Exercise brief:
In the copy, include every entry exactly but none of the pictures.
-- Data in this exercise start --
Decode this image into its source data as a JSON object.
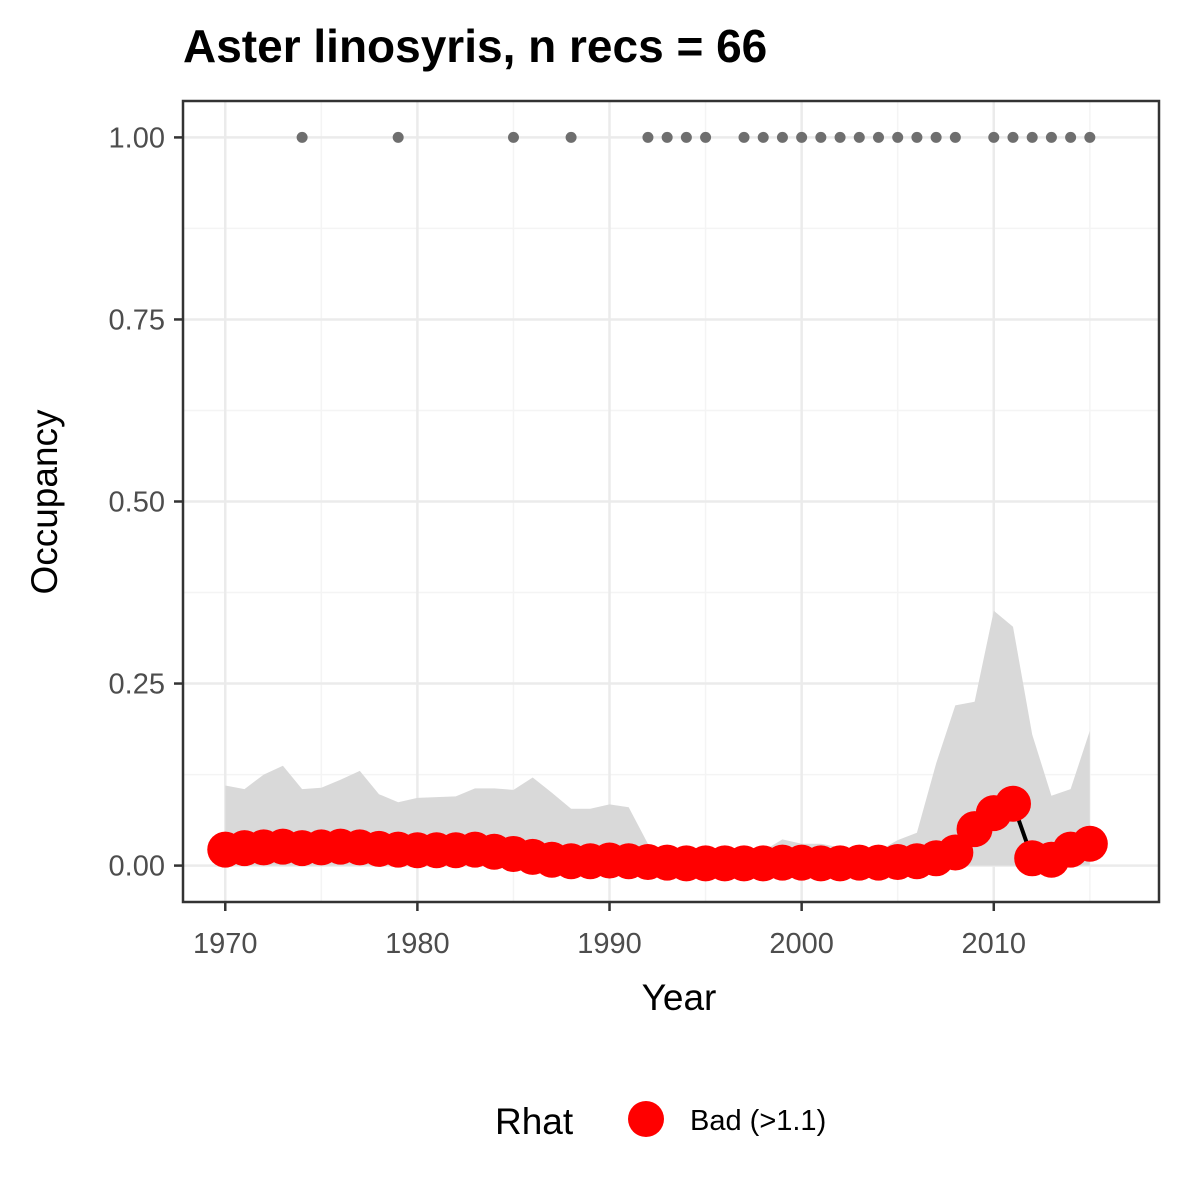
{
  "chart_data": {
    "type": "line",
    "title": "Aster linosyris, n recs = 66",
    "xlabel": "Year",
    "ylabel": "Occupancy",
    "xlim": [
      1967.8,
      2018.6
    ],
    "ylim": [
      -0.05,
      1.05
    ],
    "x_ticks": [
      {
        "value": 1970,
        "label": "1970"
      },
      {
        "value": 1980,
        "label": "1980"
      },
      {
        "value": 1990,
        "label": "1990"
      },
      {
        "value": 2000,
        "label": "2000"
      },
      {
        "value": 2010,
        "label": "2010"
      }
    ],
    "y_ticks": [
      {
        "value": 0,
        "label": "0.00"
      },
      {
        "value": 0.25,
        "label": "0.25"
      },
      {
        "value": 0.5,
        "label": "0.50"
      },
      {
        "value": 0.75,
        "label": "0.75"
      },
      {
        "value": 1.0,
        "label": "1.00"
      }
    ],
    "grid": true,
    "years": [
      1970,
      1971,
      1972,
      1973,
      1974,
      1975,
      1976,
      1977,
      1978,
      1979,
      1980,
      1981,
      1982,
      1983,
      1984,
      1985,
      1986,
      1987,
      1988,
      1989,
      1990,
      1991,
      1992,
      1993,
      1994,
      1995,
      1996,
      1997,
      1998,
      1999,
      2000,
      2001,
      2002,
      2003,
      2004,
      2005,
      2006,
      2007,
      2008,
      2009,
      2010,
      2011,
      2012,
      2013,
      2014,
      2015
    ],
    "occupancy": [
      0.022,
      0.024,
      0.025,
      0.026,
      0.024,
      0.025,
      0.026,
      0.025,
      0.023,
      0.022,
      0.021,
      0.021,
      0.021,
      0.022,
      0.019,
      0.016,
      0.012,
      0.008,
      0.006,
      0.006,
      0.007,
      0.006,
      0.005,
      0.004,
      0.003,
      0.003,
      0.003,
      0.003,
      0.003,
      0.004,
      0.004,
      0.003,
      0.003,
      0.004,
      0.004,
      0.005,
      0.006,
      0.01,
      0.018,
      0.05,
      0.072,
      0.085,
      0.01,
      0.008,
      0.022,
      0.03
    ],
    "ci_upper": [
      0.11,
      0.105,
      0.125,
      0.137,
      0.105,
      0.107,
      0.118,
      0.13,
      0.098,
      0.087,
      0.093,
      0.094,
      0.095,
      0.106,
      0.106,
      0.104,
      0.121,
      0.1,
      0.078,
      0.078,
      0.084,
      0.08,
      0.03,
      0.02,
      0.02,
      0.02,
      0.02,
      0.02,
      0.02,
      0.036,
      0.03,
      0.03,
      0.025,
      0.02,
      0.02,
      0.035,
      0.045,
      0.14,
      0.22,
      0.225,
      0.35,
      0.328,
      0.18,
      0.096,
      0.105,
      0.185
    ],
    "ci_lower": [
      0,
      0,
      0,
      0,
      0,
      0,
      0,
      0,
      0,
      0,
      0,
      0,
      0,
      0,
      0,
      0,
      0,
      0,
      0,
      0,
      0,
      0,
      0,
      0,
      0,
      0,
      0,
      0,
      0,
      0,
      0,
      0,
      0,
      0,
      0,
      0,
      0,
      0,
      0,
      0,
      0,
      0,
      0,
      0,
      0,
      0
    ],
    "record_years": [
      1974,
      1979,
      1985,
      1988,
      1992,
      1993,
      1994,
      1995,
      1997,
      1998,
      1999,
      2000,
      2001,
      2002,
      2003,
      2004,
      2005,
      2006,
      2007,
      2008,
      2010,
      2011,
      2012,
      2013,
      2014,
      2015
    ],
    "record_value": 1.0,
    "colors": {
      "points": "#ff0000",
      "line": "#000000",
      "ribbon": "#d9d9d9",
      "records": "#6e6e6e",
      "grid_major": "#ebebeb",
      "grid_minor": "#f4f4f4",
      "panel_border": "#333333"
    },
    "legend": {
      "title": "Rhat",
      "items": [
        {
          "label": "Bad (>1.1)",
          "color": "#ff0000"
        }
      ],
      "position": "bottom"
    }
  }
}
-- Data in this exercise end --
Task answer:
Decode this image into its source data as a JSON object.
{
  "chart_data": {
    "type": "line",
    "title": "Aster linosyris, n recs = 66",
    "xlabel": "Year",
    "ylabel": "Occupancy",
    "xlim": [
      1967.8,
      2018.6
    ],
    "ylim": [
      -0.05,
      1.05
    ],
    "x_ticks": [
      {
        "value": 1970,
        "label": "1970"
      },
      {
        "value": 1980,
        "label": "1980"
      },
      {
        "value": 1990,
        "label": "1990"
      },
      {
        "value": 2000,
        "label": "2000"
      },
      {
        "value": 2010,
        "label": "2010"
      }
    ],
    "y_ticks": [
      {
        "value": 0,
        "label": "0.00"
      },
      {
        "value": 0.25,
        "label": "0.25"
      },
      {
        "value": 0.5,
        "label": "0.50"
      },
      {
        "value": 0.75,
        "label": "0.75"
      },
      {
        "value": 1.0,
        "label": "1.00"
      }
    ],
    "grid": true,
    "years": [
      1970,
      1971,
      1972,
      1973,
      1974,
      1975,
      1976,
      1977,
      1978,
      1979,
      1980,
      1981,
      1982,
      1983,
      1984,
      1985,
      1986,
      1987,
      1988,
      1989,
      1990,
      1991,
      1992,
      1993,
      1994,
      1995,
      1996,
      1997,
      1998,
      1999,
      2000,
      2001,
      2002,
      2003,
      2004,
      2005,
      2006,
      2007,
      2008,
      2009,
      2010,
      2011,
      2012,
      2013,
      2014,
      2015
    ],
    "occupancy": [
      0.022,
      0.024,
      0.025,
      0.026,
      0.024,
      0.025,
      0.026,
      0.025,
      0.023,
      0.022,
      0.021,
      0.021,
      0.021,
      0.022,
      0.019,
      0.016,
      0.012,
      0.008,
      0.006,
      0.006,
      0.007,
      0.006,
      0.005,
      0.004,
      0.003,
      0.003,
      0.003,
      0.003,
      0.003,
      0.004,
      0.004,
      0.003,
      0.003,
      0.004,
      0.004,
      0.005,
      0.006,
      0.01,
      0.018,
      0.05,
      0.072,
      0.085,
      0.01,
      0.008,
      0.022,
      0.03
    ],
    "ci_upper": [
      0.11,
      0.105,
      0.125,
      0.137,
      0.105,
      0.107,
      0.118,
      0.13,
      0.098,
      0.087,
      0.093,
      0.094,
      0.095,
      0.106,
      0.106,
      0.104,
      0.121,
      0.1,
      0.078,
      0.078,
      0.084,
      0.08,
      0.03,
      0.02,
      0.02,
      0.02,
      0.02,
      0.02,
      0.02,
      0.036,
      0.03,
      0.03,
      0.025,
      0.02,
      0.02,
      0.035,
      0.045,
      0.14,
      0.22,
      0.225,
      0.35,
      0.328,
      0.18,
      0.096,
      0.105,
      0.185
    ],
    "ci_lower": [
      0,
      0,
      0,
      0,
      0,
      0,
      0,
      0,
      0,
      0,
      0,
      0,
      0,
      0,
      0,
      0,
      0,
      0,
      0,
      0,
      0,
      0,
      0,
      0,
      0,
      0,
      0,
      0,
      0,
      0,
      0,
      0,
      0,
      0,
      0,
      0,
      0,
      0,
      0,
      0,
      0,
      0,
      0,
      0,
      0,
      0
    ],
    "record_years": [
      1974,
      1979,
      1985,
      1988,
      1992,
      1993,
      1994,
      1995,
      1997,
      1998,
      1999,
      2000,
      2001,
      2002,
      2003,
      2004,
      2005,
      2006,
      2007,
      2008,
      2010,
      2011,
      2012,
      2013,
      2014,
      2015
    ],
    "record_value": 1.0,
    "colors": {
      "points": "#ff0000",
      "line": "#000000",
      "ribbon": "#d9d9d9",
      "records": "#6e6e6e",
      "grid_major": "#ebebeb",
      "grid_minor": "#f4f4f4",
      "panel_border": "#333333"
    },
    "legend": {
      "title": "Rhat",
      "items": [
        {
          "label": "Bad (>1.1)",
          "color": "#ff0000"
        }
      ],
      "position": "bottom"
    }
  }
}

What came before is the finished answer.